— Start of RECORDS TO USE —

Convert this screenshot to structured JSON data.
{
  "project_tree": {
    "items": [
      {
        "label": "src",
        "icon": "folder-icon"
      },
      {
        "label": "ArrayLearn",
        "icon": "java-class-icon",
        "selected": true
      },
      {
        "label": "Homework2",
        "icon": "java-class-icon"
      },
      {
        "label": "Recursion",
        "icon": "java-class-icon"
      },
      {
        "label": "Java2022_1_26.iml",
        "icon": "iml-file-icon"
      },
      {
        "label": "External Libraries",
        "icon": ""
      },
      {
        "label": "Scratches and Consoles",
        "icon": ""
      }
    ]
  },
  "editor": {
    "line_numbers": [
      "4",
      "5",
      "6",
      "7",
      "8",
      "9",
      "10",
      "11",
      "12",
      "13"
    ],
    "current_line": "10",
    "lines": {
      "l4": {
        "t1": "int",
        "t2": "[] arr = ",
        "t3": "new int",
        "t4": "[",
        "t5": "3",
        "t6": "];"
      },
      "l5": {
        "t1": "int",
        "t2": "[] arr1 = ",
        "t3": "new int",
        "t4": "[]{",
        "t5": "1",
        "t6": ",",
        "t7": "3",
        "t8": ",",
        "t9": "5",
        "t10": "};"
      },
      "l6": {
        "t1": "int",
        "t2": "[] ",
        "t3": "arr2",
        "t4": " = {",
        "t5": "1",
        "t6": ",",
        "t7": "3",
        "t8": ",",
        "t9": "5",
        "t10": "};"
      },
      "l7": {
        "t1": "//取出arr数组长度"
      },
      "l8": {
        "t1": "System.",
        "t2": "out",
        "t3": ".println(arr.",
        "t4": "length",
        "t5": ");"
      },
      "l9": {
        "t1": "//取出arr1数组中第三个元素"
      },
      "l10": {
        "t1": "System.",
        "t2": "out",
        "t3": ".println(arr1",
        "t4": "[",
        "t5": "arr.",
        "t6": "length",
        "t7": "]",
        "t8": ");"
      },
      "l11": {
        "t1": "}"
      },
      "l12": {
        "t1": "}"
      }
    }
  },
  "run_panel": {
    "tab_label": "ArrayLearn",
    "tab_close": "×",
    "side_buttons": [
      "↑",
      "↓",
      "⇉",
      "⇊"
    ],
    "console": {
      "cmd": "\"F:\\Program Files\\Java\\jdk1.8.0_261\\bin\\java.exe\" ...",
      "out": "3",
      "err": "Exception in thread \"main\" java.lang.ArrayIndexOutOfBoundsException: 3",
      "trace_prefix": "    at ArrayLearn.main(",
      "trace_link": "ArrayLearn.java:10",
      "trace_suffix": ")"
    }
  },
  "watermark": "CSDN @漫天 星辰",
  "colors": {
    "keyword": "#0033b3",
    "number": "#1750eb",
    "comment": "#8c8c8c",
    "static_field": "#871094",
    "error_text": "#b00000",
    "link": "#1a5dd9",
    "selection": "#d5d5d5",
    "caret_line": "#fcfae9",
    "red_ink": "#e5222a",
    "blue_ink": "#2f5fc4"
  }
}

— End of RECORDS TO USE —

GIVEN INSTRUCTION
Write down all the entries again without a single difference.

WRITTEN RESPONSE
Convert this screenshot to structured JSON data.
{
  "project_tree": {
    "items": [
      {
        "label": "src",
        "icon": "folder-icon"
      },
      {
        "label": "ArrayLearn",
        "icon": "java-class-icon",
        "selected": true
      },
      {
        "label": "Homework2",
        "icon": "java-class-icon"
      },
      {
        "label": "Recursion",
        "icon": "java-class-icon"
      },
      {
        "label": "Java2022_1_26.iml",
        "icon": "iml-file-icon"
      },
      {
        "label": "External Libraries",
        "icon": ""
      },
      {
        "label": "Scratches and Consoles",
        "icon": ""
      }
    ]
  },
  "editor": {
    "line_numbers": [
      "4",
      "5",
      "6",
      "7",
      "8",
      "9",
      "10",
      "11",
      "12",
      "13"
    ],
    "current_line": "10",
    "lines": {
      "l4": {
        "t1": "int",
        "t2": "[] arr = ",
        "t3": "new int",
        "t4": "[",
        "t5": "3",
        "t6": "];"
      },
      "l5": {
        "t1": "int",
        "t2": "[] arr1 = ",
        "t3": "new int",
        "t4": "[]{",
        "t5": "1",
        "t6": ",",
        "t7": "3",
        "t8": ",",
        "t9": "5",
        "t10": "};"
      },
      "l6": {
        "t1": "int",
        "t2": "[] ",
        "t3": "arr2",
        "t4": " = {",
        "t5": "1",
        "t6": ",",
        "t7": "3",
        "t8": ",",
        "t9": "5",
        "t10": "};"
      },
      "l7": {
        "t1": "//取出arr数组长度"
      },
      "l8": {
        "t1": "System.",
        "t2": "out",
        "t3": ".println(arr.",
        "t4": "length",
        "t5": ");"
      },
      "l9": {
        "t1": "//取出arr1数组中第三个元素"
      },
      "l10": {
        "t1": "System.",
        "t2": "out",
        "t3": ".println(arr1",
        "t4": "[",
        "t5": "arr.",
        "t6": "length",
        "t7": "]",
        "t8": ");"
      },
      "l11": {
        "t1": "}"
      },
      "l12": {
        "t1": "}"
      }
    }
  },
  "run_panel": {
    "tab_label": "ArrayLearn",
    "tab_close": "×",
    "side_buttons": [
      "↑",
      "↓",
      "⇉",
      "⇊"
    ],
    "console": {
      "cmd": "\"F:\\Program Files\\Java\\jdk1.8.0_261\\bin\\java.exe\" ...",
      "out": "3",
      "err": "Exception in thread \"main\" java.lang.ArrayIndexOutOfBoundsException: 3",
      "trace_prefix": "    at ArrayLearn.main(",
      "trace_link": "ArrayLearn.java:10",
      "trace_suffix": ")"
    }
  },
  "watermark": "CSDN @漫天 星辰",
  "colors": {
    "keyword": "#0033b3",
    "number": "#1750eb",
    "comment": "#8c8c8c",
    "static_field": "#871094",
    "error_text": "#b00000",
    "link": "#1a5dd9",
    "selection": "#d5d5d5",
    "caret_line": "#fcfae9",
    "red_ink": "#e5222a",
    "blue_ink": "#2f5fc4"
  }
}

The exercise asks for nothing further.